(Dataset rows)
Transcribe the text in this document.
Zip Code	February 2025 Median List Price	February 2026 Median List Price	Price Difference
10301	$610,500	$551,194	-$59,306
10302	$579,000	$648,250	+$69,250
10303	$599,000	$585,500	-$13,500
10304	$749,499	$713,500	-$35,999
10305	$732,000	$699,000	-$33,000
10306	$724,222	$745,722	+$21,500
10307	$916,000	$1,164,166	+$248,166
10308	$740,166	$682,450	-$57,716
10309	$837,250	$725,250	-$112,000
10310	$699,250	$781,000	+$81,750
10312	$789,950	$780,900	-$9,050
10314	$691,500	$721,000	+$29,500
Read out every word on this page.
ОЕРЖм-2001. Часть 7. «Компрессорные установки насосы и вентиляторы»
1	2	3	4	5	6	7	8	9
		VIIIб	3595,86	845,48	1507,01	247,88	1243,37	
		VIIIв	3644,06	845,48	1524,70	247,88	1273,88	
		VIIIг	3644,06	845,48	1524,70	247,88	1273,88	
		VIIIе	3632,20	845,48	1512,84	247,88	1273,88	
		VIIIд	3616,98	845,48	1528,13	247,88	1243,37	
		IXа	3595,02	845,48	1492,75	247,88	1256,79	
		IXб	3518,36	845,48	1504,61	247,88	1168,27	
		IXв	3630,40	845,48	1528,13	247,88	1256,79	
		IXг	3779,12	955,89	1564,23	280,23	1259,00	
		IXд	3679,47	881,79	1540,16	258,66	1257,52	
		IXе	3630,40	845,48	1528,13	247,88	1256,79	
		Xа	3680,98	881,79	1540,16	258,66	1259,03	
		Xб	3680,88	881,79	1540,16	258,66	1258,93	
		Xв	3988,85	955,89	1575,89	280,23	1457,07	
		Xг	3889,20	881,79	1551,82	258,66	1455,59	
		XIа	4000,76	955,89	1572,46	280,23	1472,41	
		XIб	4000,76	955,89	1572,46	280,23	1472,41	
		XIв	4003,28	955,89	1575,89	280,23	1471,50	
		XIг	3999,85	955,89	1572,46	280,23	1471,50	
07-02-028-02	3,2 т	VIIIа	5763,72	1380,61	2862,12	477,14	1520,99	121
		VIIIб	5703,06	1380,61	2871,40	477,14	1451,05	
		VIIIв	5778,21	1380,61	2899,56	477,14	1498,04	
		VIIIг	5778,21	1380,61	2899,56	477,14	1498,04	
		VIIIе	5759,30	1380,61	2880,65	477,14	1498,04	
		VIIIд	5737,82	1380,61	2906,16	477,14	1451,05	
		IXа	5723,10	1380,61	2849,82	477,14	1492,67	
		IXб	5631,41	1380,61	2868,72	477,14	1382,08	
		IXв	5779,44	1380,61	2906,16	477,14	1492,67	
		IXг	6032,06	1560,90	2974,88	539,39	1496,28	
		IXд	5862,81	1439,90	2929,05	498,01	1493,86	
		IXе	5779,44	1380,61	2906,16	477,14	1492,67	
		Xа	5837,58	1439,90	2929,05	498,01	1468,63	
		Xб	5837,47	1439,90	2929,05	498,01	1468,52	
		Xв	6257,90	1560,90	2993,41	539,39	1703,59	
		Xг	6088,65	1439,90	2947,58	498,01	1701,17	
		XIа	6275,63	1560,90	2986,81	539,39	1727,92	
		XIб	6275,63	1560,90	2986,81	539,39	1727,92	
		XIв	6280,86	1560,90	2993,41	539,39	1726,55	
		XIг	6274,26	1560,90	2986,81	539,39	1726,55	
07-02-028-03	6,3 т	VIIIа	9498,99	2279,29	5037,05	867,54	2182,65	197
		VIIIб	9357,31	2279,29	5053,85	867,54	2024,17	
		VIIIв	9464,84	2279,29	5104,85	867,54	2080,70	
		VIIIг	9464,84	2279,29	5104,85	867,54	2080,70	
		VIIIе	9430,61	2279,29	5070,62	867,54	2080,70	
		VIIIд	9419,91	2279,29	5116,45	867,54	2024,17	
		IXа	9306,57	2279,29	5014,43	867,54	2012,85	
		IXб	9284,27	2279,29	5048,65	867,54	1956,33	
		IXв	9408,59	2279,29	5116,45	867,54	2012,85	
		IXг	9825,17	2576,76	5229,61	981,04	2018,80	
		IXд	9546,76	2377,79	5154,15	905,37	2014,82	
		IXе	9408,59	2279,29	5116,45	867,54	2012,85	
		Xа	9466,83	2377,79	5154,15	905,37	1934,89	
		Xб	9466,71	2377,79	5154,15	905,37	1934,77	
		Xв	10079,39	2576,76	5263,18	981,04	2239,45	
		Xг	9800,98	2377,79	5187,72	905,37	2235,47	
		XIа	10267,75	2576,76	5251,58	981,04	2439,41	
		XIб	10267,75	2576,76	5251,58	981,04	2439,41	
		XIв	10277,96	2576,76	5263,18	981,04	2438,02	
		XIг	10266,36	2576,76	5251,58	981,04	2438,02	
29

WHAT YOU HAVE TO DO: Copy every line that contains the string "VIIIд".

WRITTEN ANSWER:
		VIIIд	3616,98	845,48	1528,13	247,88	1243,37	
		VIIIд	5737,82	1380,61	2906,16	477,14	1451,05	
		VIIIд	9419,91	2279,29	5116,45	867,54	2024,17	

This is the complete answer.